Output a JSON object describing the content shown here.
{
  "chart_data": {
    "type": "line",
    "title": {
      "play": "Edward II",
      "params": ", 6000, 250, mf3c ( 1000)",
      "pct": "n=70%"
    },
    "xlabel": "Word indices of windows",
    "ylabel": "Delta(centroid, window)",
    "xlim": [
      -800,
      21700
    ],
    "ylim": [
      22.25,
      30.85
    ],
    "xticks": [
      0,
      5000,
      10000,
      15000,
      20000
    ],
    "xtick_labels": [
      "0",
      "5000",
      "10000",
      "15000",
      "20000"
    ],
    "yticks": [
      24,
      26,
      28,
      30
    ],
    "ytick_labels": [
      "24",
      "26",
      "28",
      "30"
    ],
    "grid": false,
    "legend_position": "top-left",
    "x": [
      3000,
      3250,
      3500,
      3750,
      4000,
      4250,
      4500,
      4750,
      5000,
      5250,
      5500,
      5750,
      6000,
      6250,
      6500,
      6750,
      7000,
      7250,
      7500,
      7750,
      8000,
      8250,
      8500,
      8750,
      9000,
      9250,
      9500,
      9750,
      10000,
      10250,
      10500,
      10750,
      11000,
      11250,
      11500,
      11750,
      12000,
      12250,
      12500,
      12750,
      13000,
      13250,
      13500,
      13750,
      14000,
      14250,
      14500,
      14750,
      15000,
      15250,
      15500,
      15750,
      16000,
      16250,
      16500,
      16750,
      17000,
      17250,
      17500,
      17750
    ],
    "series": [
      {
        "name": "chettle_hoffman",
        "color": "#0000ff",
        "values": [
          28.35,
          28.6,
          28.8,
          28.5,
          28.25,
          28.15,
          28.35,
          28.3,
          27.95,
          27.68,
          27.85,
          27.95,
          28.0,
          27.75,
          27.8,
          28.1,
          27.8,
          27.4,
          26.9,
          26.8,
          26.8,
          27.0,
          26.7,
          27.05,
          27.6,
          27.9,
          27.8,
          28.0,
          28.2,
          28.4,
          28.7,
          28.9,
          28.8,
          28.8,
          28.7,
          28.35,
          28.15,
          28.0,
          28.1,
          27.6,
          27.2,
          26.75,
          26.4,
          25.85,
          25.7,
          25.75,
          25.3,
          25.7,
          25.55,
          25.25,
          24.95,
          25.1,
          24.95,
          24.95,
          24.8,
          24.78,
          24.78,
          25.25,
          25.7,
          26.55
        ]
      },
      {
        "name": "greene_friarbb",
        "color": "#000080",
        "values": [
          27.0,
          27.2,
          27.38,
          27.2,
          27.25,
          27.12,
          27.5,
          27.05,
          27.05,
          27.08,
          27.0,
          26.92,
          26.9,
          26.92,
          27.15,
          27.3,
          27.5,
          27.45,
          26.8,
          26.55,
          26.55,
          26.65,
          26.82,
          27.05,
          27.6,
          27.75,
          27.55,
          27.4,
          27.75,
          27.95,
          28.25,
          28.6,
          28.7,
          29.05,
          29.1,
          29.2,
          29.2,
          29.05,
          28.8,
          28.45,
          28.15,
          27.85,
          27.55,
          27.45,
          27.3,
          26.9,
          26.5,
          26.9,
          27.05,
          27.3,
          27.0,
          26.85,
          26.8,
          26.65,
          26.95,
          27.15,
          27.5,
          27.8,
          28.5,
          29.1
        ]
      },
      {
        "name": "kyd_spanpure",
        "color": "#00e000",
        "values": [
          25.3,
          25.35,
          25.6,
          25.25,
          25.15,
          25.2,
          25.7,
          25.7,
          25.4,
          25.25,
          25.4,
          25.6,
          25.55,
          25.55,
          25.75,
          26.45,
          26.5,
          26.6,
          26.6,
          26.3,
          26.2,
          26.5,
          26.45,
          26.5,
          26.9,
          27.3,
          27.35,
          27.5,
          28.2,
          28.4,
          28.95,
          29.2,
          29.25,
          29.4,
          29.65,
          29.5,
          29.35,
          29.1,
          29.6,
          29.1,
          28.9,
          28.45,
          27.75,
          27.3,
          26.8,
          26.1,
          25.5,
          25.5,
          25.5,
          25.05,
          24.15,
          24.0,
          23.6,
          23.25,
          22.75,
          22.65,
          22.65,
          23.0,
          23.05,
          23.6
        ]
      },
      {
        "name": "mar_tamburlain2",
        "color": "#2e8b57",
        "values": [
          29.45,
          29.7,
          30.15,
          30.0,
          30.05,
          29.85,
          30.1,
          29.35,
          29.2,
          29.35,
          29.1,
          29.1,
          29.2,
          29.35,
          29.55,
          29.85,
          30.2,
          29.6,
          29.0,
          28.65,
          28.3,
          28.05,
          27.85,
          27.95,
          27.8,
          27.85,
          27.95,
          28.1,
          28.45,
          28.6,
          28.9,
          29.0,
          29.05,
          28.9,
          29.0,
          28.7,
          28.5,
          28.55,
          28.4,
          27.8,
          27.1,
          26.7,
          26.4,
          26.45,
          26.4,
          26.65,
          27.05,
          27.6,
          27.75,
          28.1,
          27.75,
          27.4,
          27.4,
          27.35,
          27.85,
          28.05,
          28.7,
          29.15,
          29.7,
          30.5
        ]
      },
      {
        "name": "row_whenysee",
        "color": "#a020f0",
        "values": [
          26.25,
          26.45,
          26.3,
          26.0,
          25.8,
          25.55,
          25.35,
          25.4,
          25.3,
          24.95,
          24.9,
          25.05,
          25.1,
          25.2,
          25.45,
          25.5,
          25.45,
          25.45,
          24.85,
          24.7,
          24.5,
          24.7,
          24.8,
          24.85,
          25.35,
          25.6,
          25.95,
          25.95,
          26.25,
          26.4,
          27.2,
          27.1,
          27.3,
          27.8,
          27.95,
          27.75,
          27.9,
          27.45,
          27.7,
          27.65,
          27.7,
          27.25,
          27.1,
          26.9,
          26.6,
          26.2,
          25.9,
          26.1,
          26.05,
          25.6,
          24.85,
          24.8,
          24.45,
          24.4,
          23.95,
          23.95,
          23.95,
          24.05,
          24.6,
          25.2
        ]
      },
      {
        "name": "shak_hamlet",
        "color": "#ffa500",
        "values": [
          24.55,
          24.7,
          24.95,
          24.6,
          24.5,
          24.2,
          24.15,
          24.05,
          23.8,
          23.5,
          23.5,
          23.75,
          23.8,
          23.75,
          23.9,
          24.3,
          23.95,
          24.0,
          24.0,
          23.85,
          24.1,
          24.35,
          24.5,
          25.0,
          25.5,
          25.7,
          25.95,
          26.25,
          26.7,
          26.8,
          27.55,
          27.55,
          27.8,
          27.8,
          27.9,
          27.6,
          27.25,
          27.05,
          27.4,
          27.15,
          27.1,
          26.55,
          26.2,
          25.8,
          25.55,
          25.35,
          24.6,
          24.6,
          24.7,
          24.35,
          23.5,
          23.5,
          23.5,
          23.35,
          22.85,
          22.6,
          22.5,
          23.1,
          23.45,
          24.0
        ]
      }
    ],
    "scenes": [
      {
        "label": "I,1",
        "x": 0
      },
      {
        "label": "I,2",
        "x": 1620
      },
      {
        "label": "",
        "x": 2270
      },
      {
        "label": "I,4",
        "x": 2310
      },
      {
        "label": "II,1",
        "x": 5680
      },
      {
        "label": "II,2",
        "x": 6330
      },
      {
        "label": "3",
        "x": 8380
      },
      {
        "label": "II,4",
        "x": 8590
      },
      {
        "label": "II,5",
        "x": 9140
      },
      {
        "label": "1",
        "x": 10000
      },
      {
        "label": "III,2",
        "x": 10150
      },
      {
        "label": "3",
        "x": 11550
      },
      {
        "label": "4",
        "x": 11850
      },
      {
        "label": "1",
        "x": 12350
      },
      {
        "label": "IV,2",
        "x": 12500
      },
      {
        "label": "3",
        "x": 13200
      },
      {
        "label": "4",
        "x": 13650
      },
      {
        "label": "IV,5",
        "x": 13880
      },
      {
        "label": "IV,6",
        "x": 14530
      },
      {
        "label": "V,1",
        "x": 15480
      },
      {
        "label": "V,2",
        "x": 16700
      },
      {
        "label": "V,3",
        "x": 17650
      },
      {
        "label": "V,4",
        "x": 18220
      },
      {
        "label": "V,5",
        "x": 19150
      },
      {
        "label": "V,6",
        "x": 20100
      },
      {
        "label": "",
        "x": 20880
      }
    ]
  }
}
::::::::
> **The exercise**
Filter the records above and return every line that holds the word "color".

> **Problem solution**
        "color": "#0000ff",
        "color": "#000080",
        "color": "#00e000",
        "color": "#2e8b57",
        "color": "#a020f0",
        "color": "#ffa500",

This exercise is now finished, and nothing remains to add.